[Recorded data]
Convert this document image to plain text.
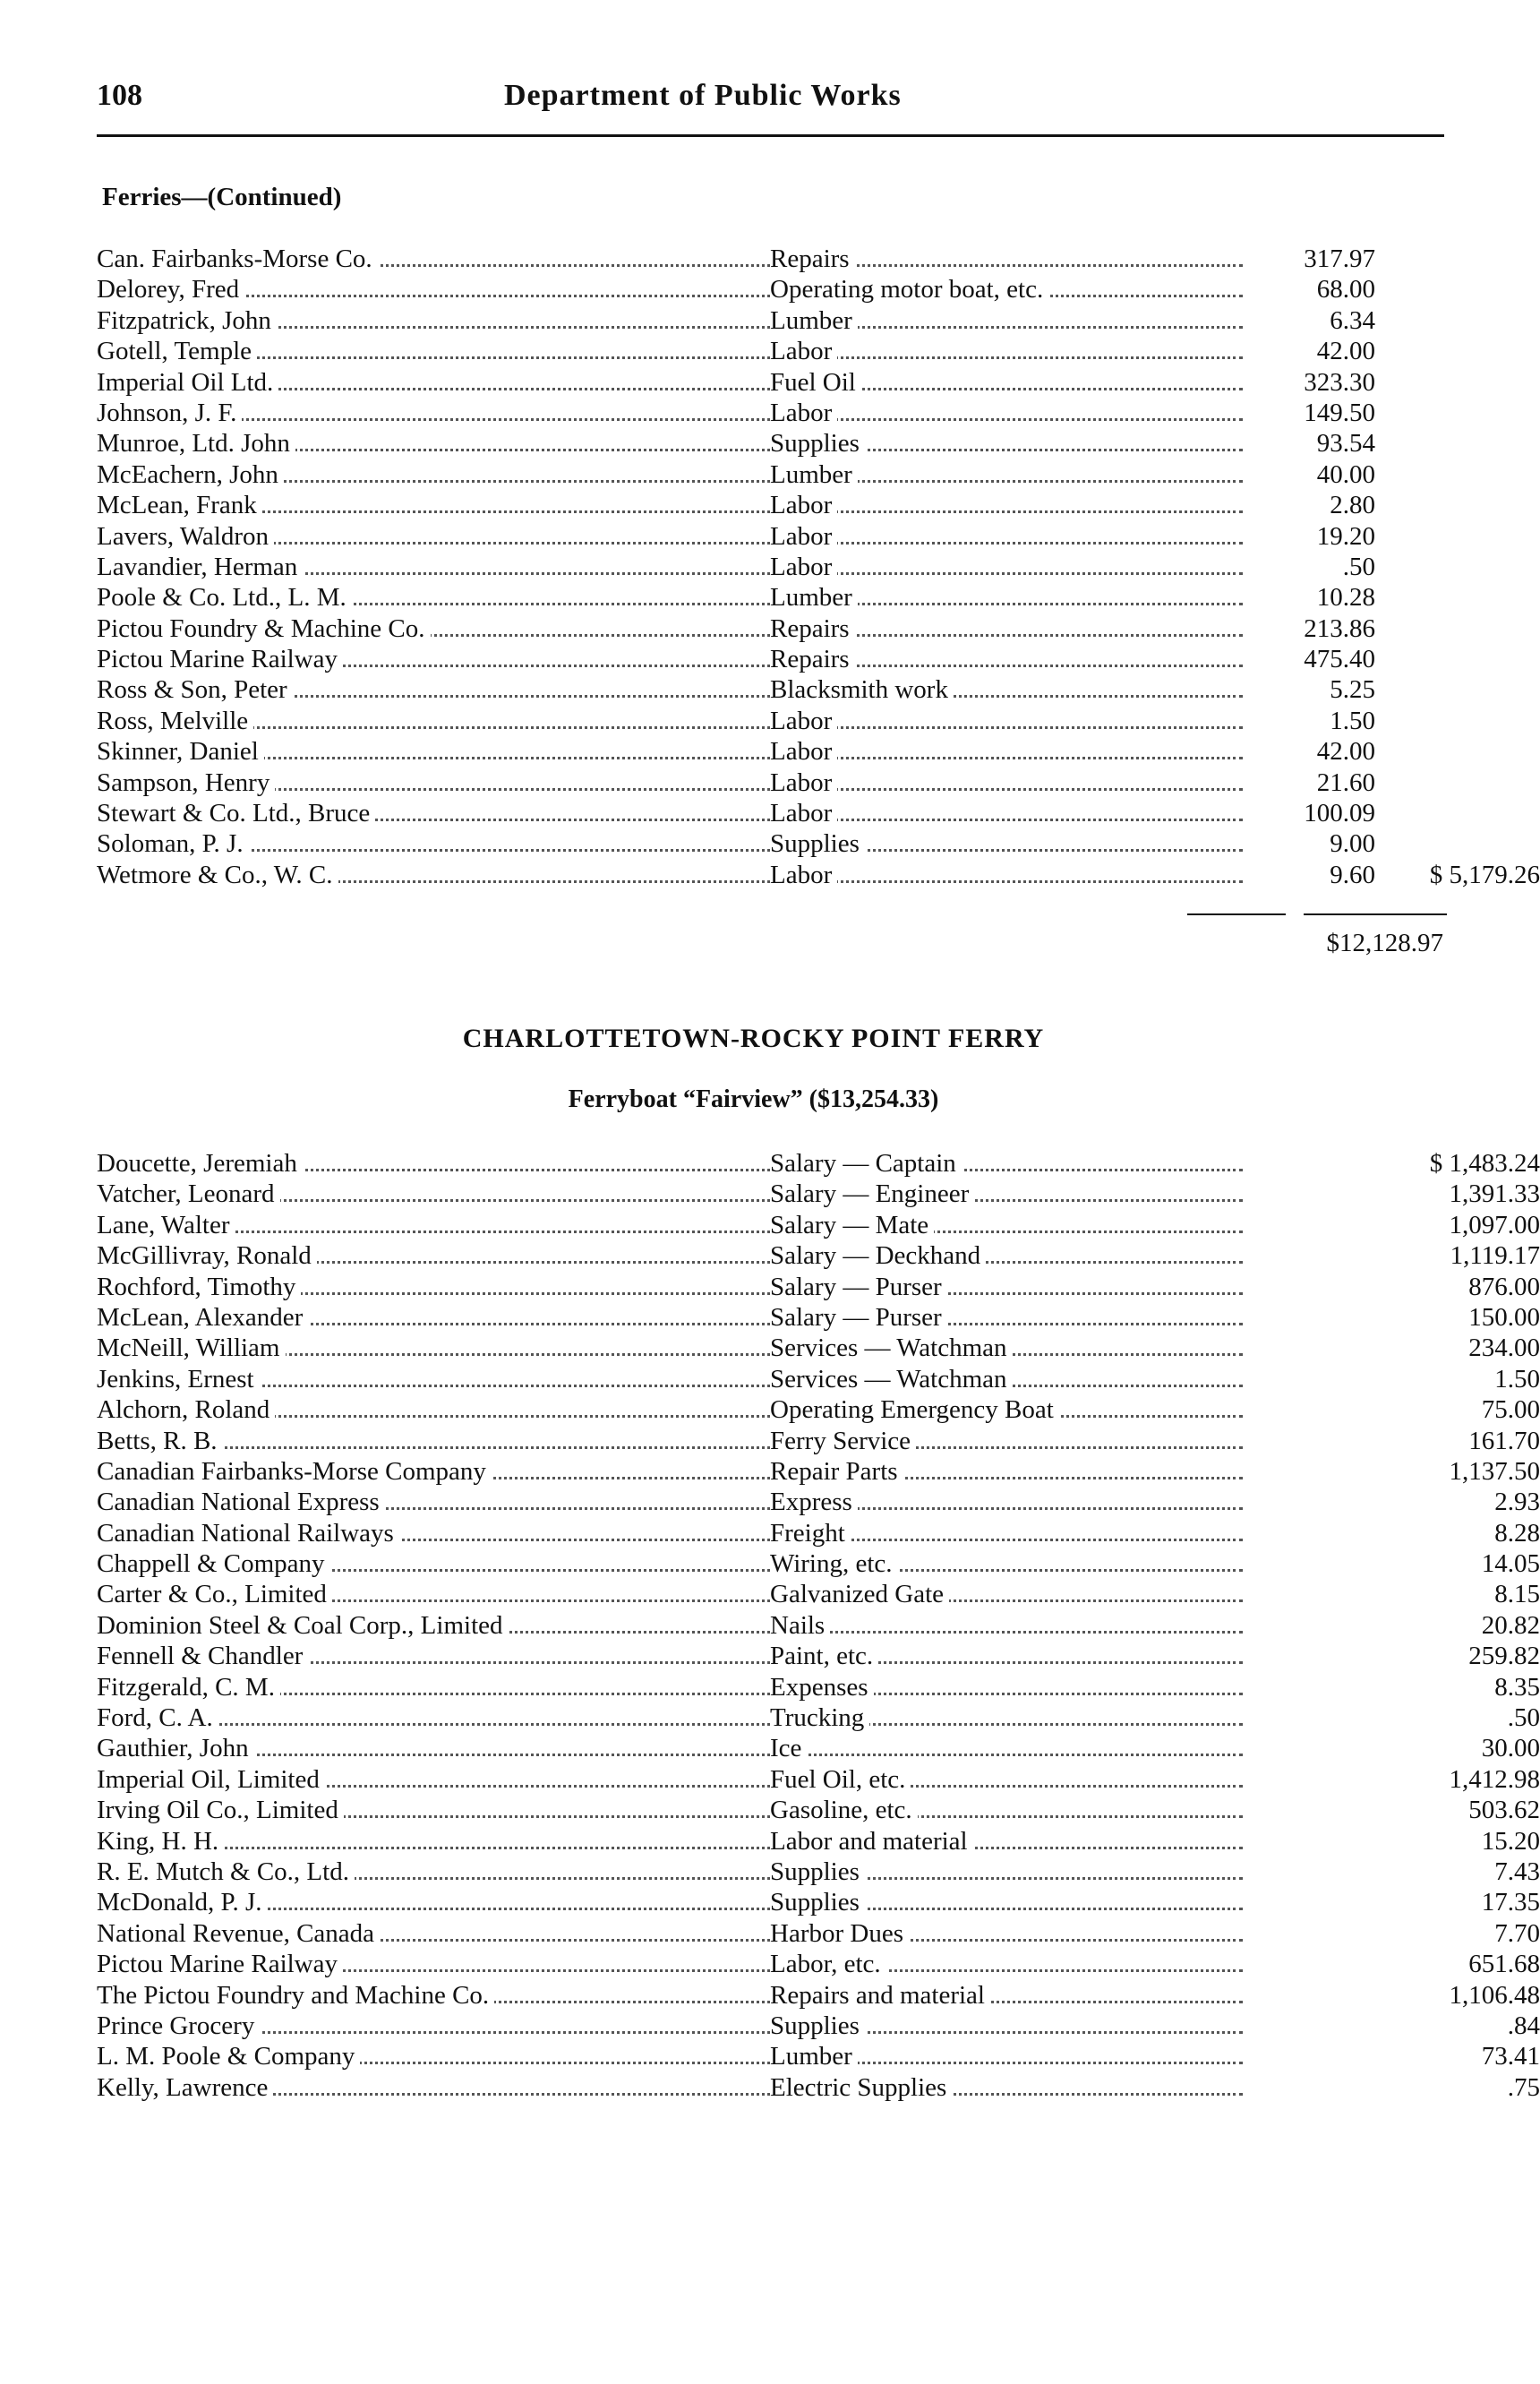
108	Department of Public Works
Ferries—(Continued)
Can. Fairbanks-Morse Co.	Repairs	317.97
Delorey, Fred	Operating motor boat, etc.	68.00
Fitzpatrick, John	Lumber	6.34
Gotell, Temple	Labor	42.00
Imperial Oil Ltd.	Fuel Oil	323.30
Johnson, J. F.	Labor	149.50
Munroe, Ltd. John	Supplies	93.54
McEachern, John	Lumber	40.00
McLean, Frank	Labor	2.80
Lavers, Waldron	Labor	19.20
Lavandier, Herman	Labor	.50
Poole & Co. Ltd., L. M.	Lumber	10.28
Pictou Foundry & Machine Co.	Repairs	213.86
Pictou Marine Railway	Repairs	475.40
Ross & Son, Peter	Blacksmith work	5.25
Ross, Melville	Labor	1.50
Skinner, Daniel	Labor	42.00
Sampson, Henry	Labor	21.60
Stewart & Co. Ltd., Bruce	Labor	100.09
Soloman, P. J.	Supplies	9.00
Wetmore & Co., W. C.	Labor	9.60	$ 5,179.26
$12,128.97
CHARLOTTETOWN-ROCKY POINT FERRY
Ferryboat “Fairview” ($13,254.33)
Doucette, Jeremiah	Salary — Captain	$ 1,483.24
Vatcher, Leonard	Salary — Engineer	1,391.33
Lane, Walter	Salary — Mate	1,097.00
McGillivray, Ronald	Salary — Deckhand	1,119.17
Rochford, Timothy	Salary — Purser	876.00
McLean, Alexander	Salary — Purser	150.00
McNeill, William	Services — Watchman	234.00
Jenkins, Ernest	Services — Watchman	1.50
Alchorn, Roland	Operating Emergency Boat	75.00
Betts, R. B.	Ferry Service	161.70
Canadian Fairbanks-Morse Company	Repair Parts	1,137.50
Canadian National Express	Express	2.93
Canadian National Railways	Freight	8.28
Chappell & Company	Wiring, etc.	14.05
Carter & Co., Limited	Galvanized Gate	8.15
Dominion Steel & Coal Corp., Limited	Nails	20.82
Fennell & Chandler	Paint, etc.	259.82
Fitzgerald, C. M.	Expenses	8.35
Ford, C. A.	Trucking	.50
Gauthier, John	Ice	30.00
Imperial Oil, Limited	Fuel Oil, etc.	1,412.98
Irving Oil Co., Limited	Gasoline, etc.	503.62
King, H. H.	Labor and material	15.20
R. E. Mutch & Co., Ltd.	Supplies	7.43
McDonald, P. J.	Supplies	17.35
National Revenue, Canada	Harbor Dues	7.70
Pictou Marine Railway	Labor, etc.	651.68
The Pictou Foundry and Machine Co.	Repairs and material	1,106.48
Prince Grocery	Supplies	.84
L. M. Poole & Company	Lumber	73.41
Kelly, Lawrence	Electric Supplies	.75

- **What you will do**: Output the lines above in full and exactly as given, omitting any pictures.

- **Reply**:
Convert this document image to plain text.
108	Department of Public Works
Ferries—(Continued)
Can. Fairbanks-Morse Co.	Repairs	317.97
Delorey, Fred	Operating motor boat, etc.	68.00
Fitzpatrick, John	Lumber	6.34
Gotell, Temple	Labor	42.00
Imperial Oil Ltd.	Fuel Oil	323.30
Johnson, J. F.	Labor	149.50
Munroe, Ltd. John	Supplies	93.54
McEachern, John	Lumber	40.00
McLean, Frank	Labor	2.80
Lavers, Waldron	Labor	19.20
Lavandier, Herman	Labor	.50
Poole & Co. Ltd., L. M.	Lumber	10.28
Pictou Foundry & Machine Co.	Repairs	213.86
Pictou Marine Railway	Repairs	475.40
Ross & Son, Peter	Blacksmith work	5.25
Ross, Melville	Labor	1.50
Skinner, Daniel	Labor	42.00
Sampson, Henry	Labor	21.60
Stewart & Co. Ltd., Bruce	Labor	100.09
Soloman, P. J.	Supplies	9.00
Wetmore & Co., W. C.	Labor	9.60	$ 5,179.26
$12,128.97
CHARLOTTETOWN-ROCKY POINT FERRY
Ferryboat “Fairview” ($13,254.33)
Doucette, Jeremiah	Salary — Captain	$ 1,483.24
Vatcher, Leonard	Salary — Engineer	1,391.33
Lane, Walter	Salary — Mate	1,097.00
McGillivray, Ronald	Salary — Deckhand	1,119.17
Rochford, Timothy	Salary — Purser	876.00
McLean, Alexander	Salary — Purser	150.00
McNeill, William	Services — Watchman	234.00
Jenkins, Ernest	Services — Watchman	1.50
Alchorn, Roland	Operating Emergency Boat	75.00
Betts, R. B.	Ferry Service	161.70
Canadian Fairbanks-Morse Company	Repair Parts	1,137.50
Canadian National Express	Express	2.93
Canadian National Railways	Freight	8.28
Chappell & Company	Wiring, etc.	14.05
Carter & Co., Limited	Galvanized Gate	8.15
Dominion Steel & Coal Corp., Limited	Nails	20.82
Fennell & Chandler	Paint, etc.	259.82
Fitzgerald, C. M.	Expenses	8.35
Ford, C. A.	Trucking	.50
Gauthier, John	Ice	30.00
Imperial Oil, Limited	Fuel Oil, etc.	1,412.98
Irving Oil Co., Limited	Gasoline, etc.	503.62
King, H. H.	Labor and material	15.20
R. E. Mutch & Co., Ltd.	Supplies	7.43
McDonald, P. J.	Supplies	17.35
National Revenue, Canada	Harbor Dues	7.70
Pictou Marine Railway	Labor, etc.	651.68
The Pictou Foundry and Machine Co.	Repairs and material	1,106.48
Prince Grocery	Supplies	.84
L. M. Poole & Company	Lumber	73.41
Kelly, Lawrence	Electric Supplies	.75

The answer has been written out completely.